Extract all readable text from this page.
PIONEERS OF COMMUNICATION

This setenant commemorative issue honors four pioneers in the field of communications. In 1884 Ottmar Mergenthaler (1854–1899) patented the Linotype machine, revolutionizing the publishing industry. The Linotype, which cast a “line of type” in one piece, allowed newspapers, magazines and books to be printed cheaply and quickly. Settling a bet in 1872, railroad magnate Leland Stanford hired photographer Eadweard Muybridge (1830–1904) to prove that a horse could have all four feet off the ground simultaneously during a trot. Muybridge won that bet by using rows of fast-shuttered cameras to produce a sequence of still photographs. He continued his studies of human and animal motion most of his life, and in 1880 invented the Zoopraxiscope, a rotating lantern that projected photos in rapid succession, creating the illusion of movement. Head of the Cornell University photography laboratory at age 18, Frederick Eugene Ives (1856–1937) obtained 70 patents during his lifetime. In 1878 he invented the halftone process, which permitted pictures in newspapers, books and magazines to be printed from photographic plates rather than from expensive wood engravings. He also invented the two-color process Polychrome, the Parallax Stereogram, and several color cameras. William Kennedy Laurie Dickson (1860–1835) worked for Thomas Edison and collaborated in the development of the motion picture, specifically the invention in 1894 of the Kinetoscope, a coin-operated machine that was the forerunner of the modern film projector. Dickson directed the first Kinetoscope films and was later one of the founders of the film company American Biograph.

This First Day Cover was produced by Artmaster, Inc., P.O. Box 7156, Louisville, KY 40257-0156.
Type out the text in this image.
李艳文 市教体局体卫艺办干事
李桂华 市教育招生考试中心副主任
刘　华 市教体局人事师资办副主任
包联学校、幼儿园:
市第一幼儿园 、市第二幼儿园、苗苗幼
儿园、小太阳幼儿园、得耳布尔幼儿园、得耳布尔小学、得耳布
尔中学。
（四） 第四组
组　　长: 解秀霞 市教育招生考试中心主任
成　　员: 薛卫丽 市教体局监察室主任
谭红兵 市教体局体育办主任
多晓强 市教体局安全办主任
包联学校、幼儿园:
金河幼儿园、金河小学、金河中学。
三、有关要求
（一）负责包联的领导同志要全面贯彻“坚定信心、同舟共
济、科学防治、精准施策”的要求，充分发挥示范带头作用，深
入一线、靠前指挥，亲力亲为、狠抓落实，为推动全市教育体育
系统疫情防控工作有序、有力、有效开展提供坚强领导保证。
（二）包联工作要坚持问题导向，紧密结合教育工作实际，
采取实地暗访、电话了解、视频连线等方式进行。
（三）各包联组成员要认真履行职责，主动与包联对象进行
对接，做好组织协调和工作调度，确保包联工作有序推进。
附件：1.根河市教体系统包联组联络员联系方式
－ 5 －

WHAT TO WORK ON: Write all of the records out again exactly.

FULL SOLUTION:
Extract all readable text from this page.
PIONEERS OF COMMUNICATION

This setenant commemorative issue honors four pioneers in the field of communications. In 1884 Ottmar Mergenthaler (1854–1899) patented the Linotype machine, revolutionizing the publishing industry. The Linotype, which cast a “line of type” in one piece, allowed newspapers, magazines and books to be printed cheaply and quickly. Settling a bet in 1872, railroad magnate Leland Stanford hired photographer Eadweard Muybridge (1830–1904) to prove that a horse could have all four feet off the ground simultaneously during a trot. Muybridge won that bet by using rows of fast-shuttered cameras to produce a sequence of still photographs. He continued his studies of human and animal motion most of his life, and in 1880 invented the Zoopraxiscope, a rotating lantern that projected photos in rapid succession, creating the illusion of movement. Head of the Cornell University photography laboratory at age 18, Frederick Eugene Ives (1856–1937) obtained 70 patents during his lifetime. In 1878 he invented the halftone process, which permitted pictures in newspapers, books and magazines to be printed from photographic plates rather than from expensive wood engravings. He also invented the two-color process Polychrome, the Parallax Stereogram, and several color cameras. William Kennedy Laurie Dickson (1860–1835) worked for Thomas Edison and collaborated in the development of the motion picture, specifically the invention in 1894 of the Kinetoscope, a coin-operated machine that was the forerunner of the modern film projector. Dickson directed the first Kinetoscope films and was later one of the founders of the film company American Biograph.

This First Day Cover was produced by Artmaster, Inc., P.O. Box 7156, Louisville, KY 40257-0156.
Type out the text in this image.
李艳文 市教体局体卫艺办干事
李桂华 市教育招生考试中心副主任
刘　华 市教体局人事师资办副主任
包联学校、幼儿园:
市第一幼儿园 、市第二幼儿园、苗苗幼
儿园、小太阳幼儿园、得耳布尔幼儿园、得耳布尔小学、得耳布
尔中学。
（四） 第四组
组　　长: 解秀霞 市教育招生考试中心主任
成　　员: 薛卫丽 市教体局监察室主任
谭红兵 市教体局体育办主任
多晓强 市教体局安全办主任
包联学校、幼儿园:
金河幼儿园、金河小学、金河中学。
三、有关要求
（一）负责包联的领导同志要全面贯彻“坚定信心、同舟共
济、科学防治、精准施策”的要求，充分发挥示范带头作用，深
入一线、靠前指挥，亲力亲为、狠抓落实，为推动全市教育体育
系统疫情防控工作有序、有力、有效开展提供坚强领导保证。
（二）包联工作要坚持问题导向，紧密结合教育工作实际，
采取实地暗访、电话了解、视频连线等方式进行。
（三）各包联组成员要认真履行职责，主动与包联对象进行
对接，做好组织协调和工作调度，确保包联工作有序推进。
附件：1.根河市教体系统包联组联络员联系方式
－ 5 －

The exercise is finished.